▸ Given request:
Set down all of the data that follows word for word, without the images.

[Start of Material shown]

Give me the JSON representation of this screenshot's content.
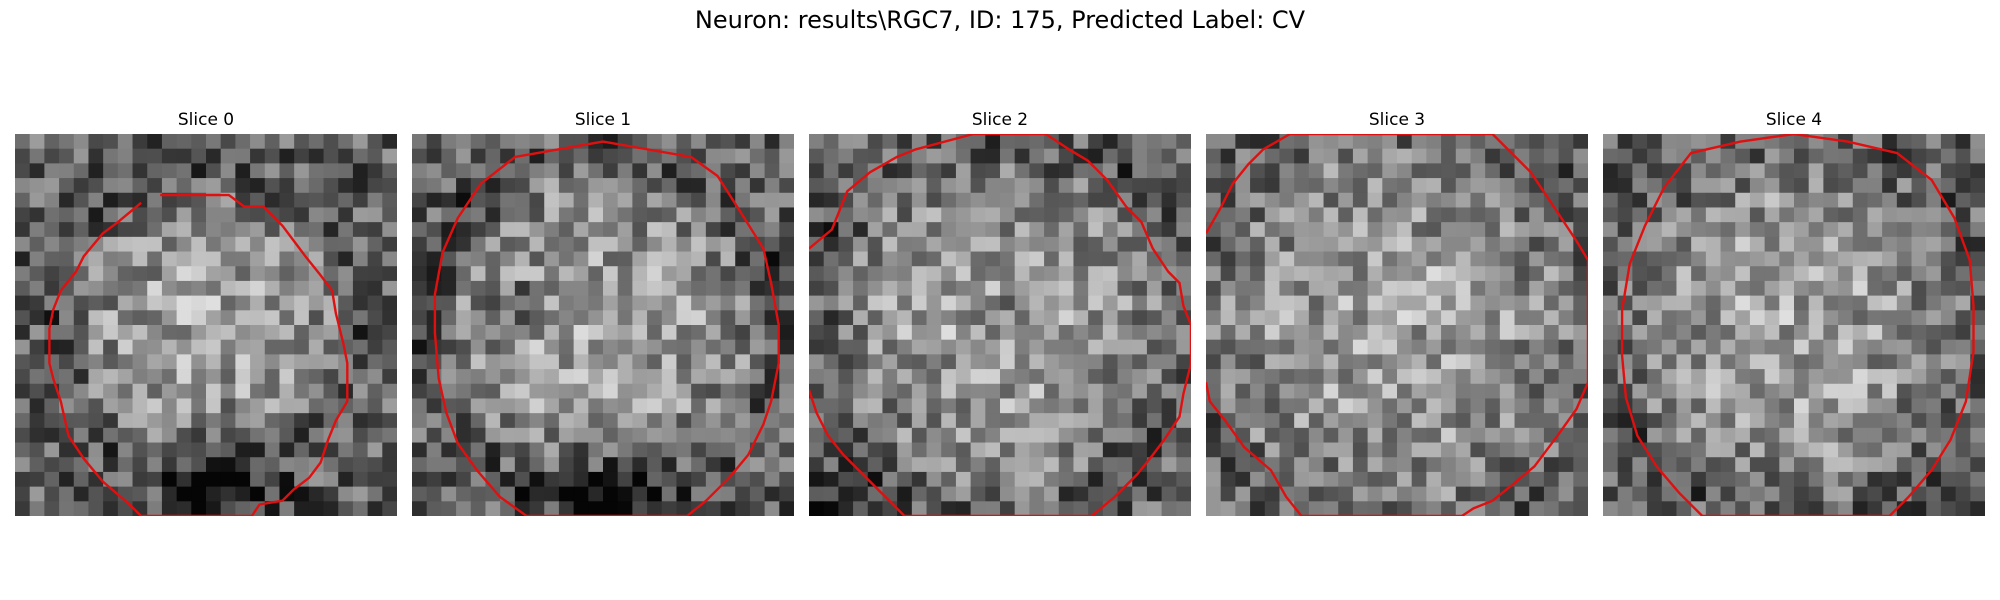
{
  "figure": {
    "title": "Neuron: results\\RGC7, ID: 175, Predicted Label: CV"
  },
  "contour_color": "#e01010",
  "colormap": "gray",
  "slices": [
    {
      "label": "Slice 0",
      "contour": [
        [
          0.38,
          0.16
        ],
        [
          0.56,
          0.16
        ],
        [
          0.6,
          0.19
        ],
        [
          0.65,
          0.19
        ],
        [
          0.7,
          0.24
        ],
        [
          0.73,
          0.28
        ],
        [
          0.76,
          0.32
        ],
        [
          0.8,
          0.37
        ],
        [
          0.83,
          0.41
        ],
        [
          0.84,
          0.47
        ],
        [
          0.86,
          0.55
        ],
        [
          0.87,
          0.6
        ],
        [
          0.87,
          0.7
        ],
        [
          0.84,
          0.75
        ],
        [
          0.82,
          0.8
        ],
        [
          0.8,
          0.86
        ],
        [
          0.77,
          0.9
        ],
        [
          0.73,
          0.93
        ],
        [
          0.7,
          0.96
        ],
        [
          0.64,
          0.97
        ],
        [
          0.62,
          1.0
        ],
        [
          0.33,
          1.0
        ],
        [
          0.3,
          0.97
        ],
        [
          0.23,
          0.91
        ],
        [
          0.18,
          0.85
        ],
        [
          0.14,
          0.79
        ],
        [
          0.12,
          0.7
        ],
        [
          0.1,
          0.64
        ],
        [
          0.09,
          0.6
        ],
        [
          0.09,
          0.51
        ],
        [
          0.1,
          0.46
        ],
        [
          0.12,
          0.41
        ],
        [
          0.16,
          0.36
        ],
        [
          0.18,
          0.32
        ],
        [
          0.23,
          0.26
        ],
        [
          0.27,
          0.23
        ],
        [
          0.33,
          0.18
        ]
      ],
      "closed": false
    },
    {
      "label": "Slice 1",
      "contour": [
        [
          0.27,
          0.06
        ],
        [
          0.5,
          0.02
        ],
        [
          0.73,
          0.06
        ],
        [
          0.8,
          0.11
        ],
        [
          0.87,
          0.22
        ],
        [
          0.92,
          0.3
        ],
        [
          0.94,
          0.39
        ],
        [
          0.96,
          0.5
        ],
        [
          0.96,
          0.6
        ],
        [
          0.94,
          0.7
        ],
        [
          0.92,
          0.76
        ],
        [
          0.88,
          0.84
        ],
        [
          0.83,
          0.9
        ],
        [
          0.77,
          0.96
        ],
        [
          0.72,
          1.0
        ],
        [
          0.3,
          1.0
        ],
        [
          0.23,
          0.95
        ],
        [
          0.17,
          0.88
        ],
        [
          0.12,
          0.81
        ],
        [
          0.09,
          0.73
        ],
        [
          0.07,
          0.64
        ],
        [
          0.06,
          0.52
        ],
        [
          0.06,
          0.42
        ],
        [
          0.08,
          0.31
        ],
        [
          0.12,
          0.22
        ],
        [
          0.18,
          0.13
        ]
      ],
      "closed": true
    },
    {
      "label": "Slice 2",
      "contour": [
        [
          0.0,
          0.3
        ],
        [
          0.06,
          0.25
        ],
        [
          0.1,
          0.15
        ],
        [
          0.16,
          0.1
        ],
        [
          0.23,
          0.06
        ],
        [
          0.28,
          0.04
        ],
        [
          0.43,
          0.0
        ],
        [
          0.62,
          0.0
        ],
        [
          0.68,
          0.04
        ],
        [
          0.73,
          0.07
        ],
        [
          0.78,
          0.12
        ],
        [
          0.83,
          0.19
        ],
        [
          0.87,
          0.23
        ],
        [
          0.9,
          0.3
        ],
        [
          0.94,
          0.36
        ],
        [
          0.97,
          0.39
        ],
        [
          0.98,
          0.45
        ],
        [
          1.0,
          0.5
        ],
        [
          1.0,
          0.6
        ],
        [
          0.98,
          0.68
        ],
        [
          0.97,
          0.74
        ],
        [
          0.93,
          0.8
        ],
        [
          0.9,
          0.84
        ],
        [
          0.86,
          0.89
        ],
        [
          0.8,
          0.95
        ],
        [
          0.74,
          1.0
        ],
        [
          0.25,
          1.0
        ],
        [
          0.19,
          0.94
        ],
        [
          0.14,
          0.89
        ],
        [
          0.09,
          0.84
        ],
        [
          0.05,
          0.79
        ],
        [
          0.02,
          0.73
        ],
        [
          0.0,
          0.67
        ]
      ],
      "closed": false
    },
    {
      "label": "Slice 3",
      "contour": [
        [
          0.0,
          0.26
        ],
        [
          0.04,
          0.19
        ],
        [
          0.07,
          0.13
        ],
        [
          0.11,
          0.08
        ],
        [
          0.15,
          0.04
        ],
        [
          0.22,
          0.0
        ],
        [
          0.75,
          0.0
        ],
        [
          0.8,
          0.05
        ],
        [
          0.85,
          0.1
        ],
        [
          0.89,
          0.16
        ],
        [
          0.93,
          0.22
        ],
        [
          0.97,
          0.28
        ],
        [
          1.0,
          0.33
        ],
        [
          1.0,
          0.65
        ],
        [
          0.97,
          0.72
        ],
        [
          0.92,
          0.79
        ],
        [
          0.86,
          0.87
        ],
        [
          0.8,
          0.92
        ],
        [
          0.75,
          0.96
        ],
        [
          0.7,
          0.98
        ],
        [
          0.67,
          1.0
        ],
        [
          0.25,
          1.0
        ],
        [
          0.21,
          0.95
        ],
        [
          0.17,
          0.88
        ],
        [
          0.1,
          0.82
        ],
        [
          0.05,
          0.75
        ],
        [
          0.01,
          0.7
        ],
        [
          0.0,
          0.65
        ]
      ],
      "closed": false
    },
    {
      "label": "Slice 4",
      "contour": [
        [
          0.23,
          0.05
        ],
        [
          0.36,
          0.02
        ],
        [
          0.5,
          0.0
        ],
        [
          0.64,
          0.02
        ],
        [
          0.77,
          0.05
        ],
        [
          0.86,
          0.12
        ],
        [
          0.92,
          0.22
        ],
        [
          0.96,
          0.33
        ],
        [
          0.97,
          0.45
        ],
        [
          0.97,
          0.57
        ],
        [
          0.95,
          0.7
        ],
        [
          0.91,
          0.8
        ],
        [
          0.86,
          0.88
        ],
        [
          0.8,
          0.95
        ],
        [
          0.75,
          1.0
        ],
        [
          0.26,
          1.0
        ],
        [
          0.2,
          0.94
        ],
        [
          0.14,
          0.87
        ],
        [
          0.09,
          0.79
        ],
        [
          0.06,
          0.69
        ],
        [
          0.05,
          0.58
        ],
        [
          0.05,
          0.46
        ],
        [
          0.07,
          0.34
        ],
        [
          0.11,
          0.24
        ],
        [
          0.16,
          0.14
        ]
      ],
      "closed": true
    }
  ]
}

[End of Material shown]

▸ Answer to this exercise:
Give me the JSON representation of this screenshot's content.
{
  "figure": {
    "title": "Neuron: results\\RGC7, ID: 175, Predicted Label: CV"
  },
  "contour_color": "#e01010",
  "colormap": "gray",
  "slices": [
    {
      "label": "Slice 0",
      "contour": [
        [
          0.38,
          0.16
        ],
        [
          0.56,
          0.16
        ],
        [
          0.6,
          0.19
        ],
        [
          0.65,
          0.19
        ],
        [
          0.7,
          0.24
        ],
        [
          0.73,
          0.28
        ],
        [
          0.76,
          0.32
        ],
        [
          0.8,
          0.37
        ],
        [
          0.83,
          0.41
        ],
        [
          0.84,
          0.47
        ],
        [
          0.86,
          0.55
        ],
        [
          0.87,
          0.6
        ],
        [
          0.87,
          0.7
        ],
        [
          0.84,
          0.75
        ],
        [
          0.82,
          0.8
        ],
        [
          0.8,
          0.86
        ],
        [
          0.77,
          0.9
        ],
        [
          0.73,
          0.93
        ],
        [
          0.7,
          0.96
        ],
        [
          0.64,
          0.97
        ],
        [
          0.62,
          1.0
        ],
        [
          0.33,
          1.0
        ],
        [
          0.3,
          0.97
        ],
        [
          0.23,
          0.91
        ],
        [
          0.18,
          0.85
        ],
        [
          0.14,
          0.79
        ],
        [
          0.12,
          0.7
        ],
        [
          0.1,
          0.64
        ],
        [
          0.09,
          0.6
        ],
        [
          0.09,
          0.51
        ],
        [
          0.1,
          0.46
        ],
        [
          0.12,
          0.41
        ],
        [
          0.16,
          0.36
        ],
        [
          0.18,
          0.32
        ],
        [
          0.23,
          0.26
        ],
        [
          0.27,
          0.23
        ],
        [
          0.33,
          0.18
        ]
      ],
      "closed": false
    },
    {
      "label": "Slice 1",
      "contour": [
        [
          0.27,
          0.06
        ],
        [
          0.5,
          0.02
        ],
        [
          0.73,
          0.06
        ],
        [
          0.8,
          0.11
        ],
        [
          0.87,
          0.22
        ],
        [
          0.92,
          0.3
        ],
        [
          0.94,
          0.39
        ],
        [
          0.96,
          0.5
        ],
        [
          0.96,
          0.6
        ],
        [
          0.94,
          0.7
        ],
        [
          0.92,
          0.76
        ],
        [
          0.88,
          0.84
        ],
        [
          0.83,
          0.9
        ],
        [
          0.77,
          0.96
        ],
        [
          0.72,
          1.0
        ],
        [
          0.3,
          1.0
        ],
        [
          0.23,
          0.95
        ],
        [
          0.17,
          0.88
        ],
        [
          0.12,
          0.81
        ],
        [
          0.09,
          0.73
        ],
        [
          0.07,
          0.64
        ],
        [
          0.06,
          0.52
        ],
        [
          0.06,
          0.42
        ],
        [
          0.08,
          0.31
        ],
        [
          0.12,
          0.22
        ],
        [
          0.18,
          0.13
        ]
      ],
      "closed": true
    },
    {
      "label": "Slice 2",
      "contour": [
        [
          0.0,
          0.3
        ],
        [
          0.06,
          0.25
        ],
        [
          0.1,
          0.15
        ],
        [
          0.16,
          0.1
        ],
        [
          0.23,
          0.06
        ],
        [
          0.28,
          0.04
        ],
        [
          0.43,
          0.0
        ],
        [
          0.62,
          0.0
        ],
        [
          0.68,
          0.04
        ],
        [
          0.73,
          0.07
        ],
        [
          0.78,
          0.12
        ],
        [
          0.83,
          0.19
        ],
        [
          0.87,
          0.23
        ],
        [
          0.9,
          0.3
        ],
        [
          0.94,
          0.36
        ],
        [
          0.97,
          0.39
        ],
        [
          0.98,
          0.45
        ],
        [
          1.0,
          0.5
        ],
        [
          1.0,
          0.6
        ],
        [
          0.98,
          0.68
        ],
        [
          0.97,
          0.74
        ],
        [
          0.93,
          0.8
        ],
        [
          0.9,
          0.84
        ],
        [
          0.86,
          0.89
        ],
        [
          0.8,
          0.95
        ],
        [
          0.74,
          1.0
        ],
        [
          0.25,
          1.0
        ],
        [
          0.19,
          0.94
        ],
        [
          0.14,
          0.89
        ],
        [
          0.09,
          0.84
        ],
        [
          0.05,
          0.79
        ],
        [
          0.02,
          0.73
        ],
        [
          0.0,
          0.67
        ]
      ],
      "closed": false
    },
    {
      "label": "Slice 3",
      "contour": [
        [
          0.0,
          0.26
        ],
        [
          0.04,
          0.19
        ],
        [
          0.07,
          0.13
        ],
        [
          0.11,
          0.08
        ],
        [
          0.15,
          0.04
        ],
        [
          0.22,
          0.0
        ],
        [
          0.75,
          0.0
        ],
        [
          0.8,
          0.05
        ],
        [
          0.85,
          0.1
        ],
        [
          0.89,
          0.16
        ],
        [
          0.93,
          0.22
        ],
        [
          0.97,
          0.28
        ],
        [
          1.0,
          0.33
        ],
        [
          1.0,
          0.65
        ],
        [
          0.97,
          0.72
        ],
        [
          0.92,
          0.79
        ],
        [
          0.86,
          0.87
        ],
        [
          0.8,
          0.92
        ],
        [
          0.75,
          0.96
        ],
        [
          0.7,
          0.98
        ],
        [
          0.67,
          1.0
        ],
        [
          0.25,
          1.0
        ],
        [
          0.21,
          0.95
        ],
        [
          0.17,
          0.88
        ],
        [
          0.1,
          0.82
        ],
        [
          0.05,
          0.75
        ],
        [
          0.01,
          0.7
        ],
        [
          0.0,
          0.65
        ]
      ],
      "closed": false
    },
    {
      "label": "Slice 4",
      "contour": [
        [
          0.23,
          0.05
        ],
        [
          0.36,
          0.02
        ],
        [
          0.5,
          0.0
        ],
        [
          0.64,
          0.02
        ],
        [
          0.77,
          0.05
        ],
        [
          0.86,
          0.12
        ],
        [
          0.92,
          0.22
        ],
        [
          0.96,
          0.33
        ],
        [
          0.97,
          0.45
        ],
        [
          0.97,
          0.57
        ],
        [
          0.95,
          0.7
        ],
        [
          0.91,
          0.8
        ],
        [
          0.86,
          0.88
        ],
        [
          0.8,
          0.95
        ],
        [
          0.75,
          1.0
        ],
        [
          0.26,
          1.0
        ],
        [
          0.2,
          0.94
        ],
        [
          0.14,
          0.87
        ],
        [
          0.09,
          0.79
        ],
        [
          0.06,
          0.69
        ],
        [
          0.05,
          0.58
        ],
        [
          0.05,
          0.46
        ],
        [
          0.07,
          0.34
        ],
        [
          0.11,
          0.24
        ],
        [
          0.16,
          0.14
        ]
      ],
      "closed": true
    }
  ]
}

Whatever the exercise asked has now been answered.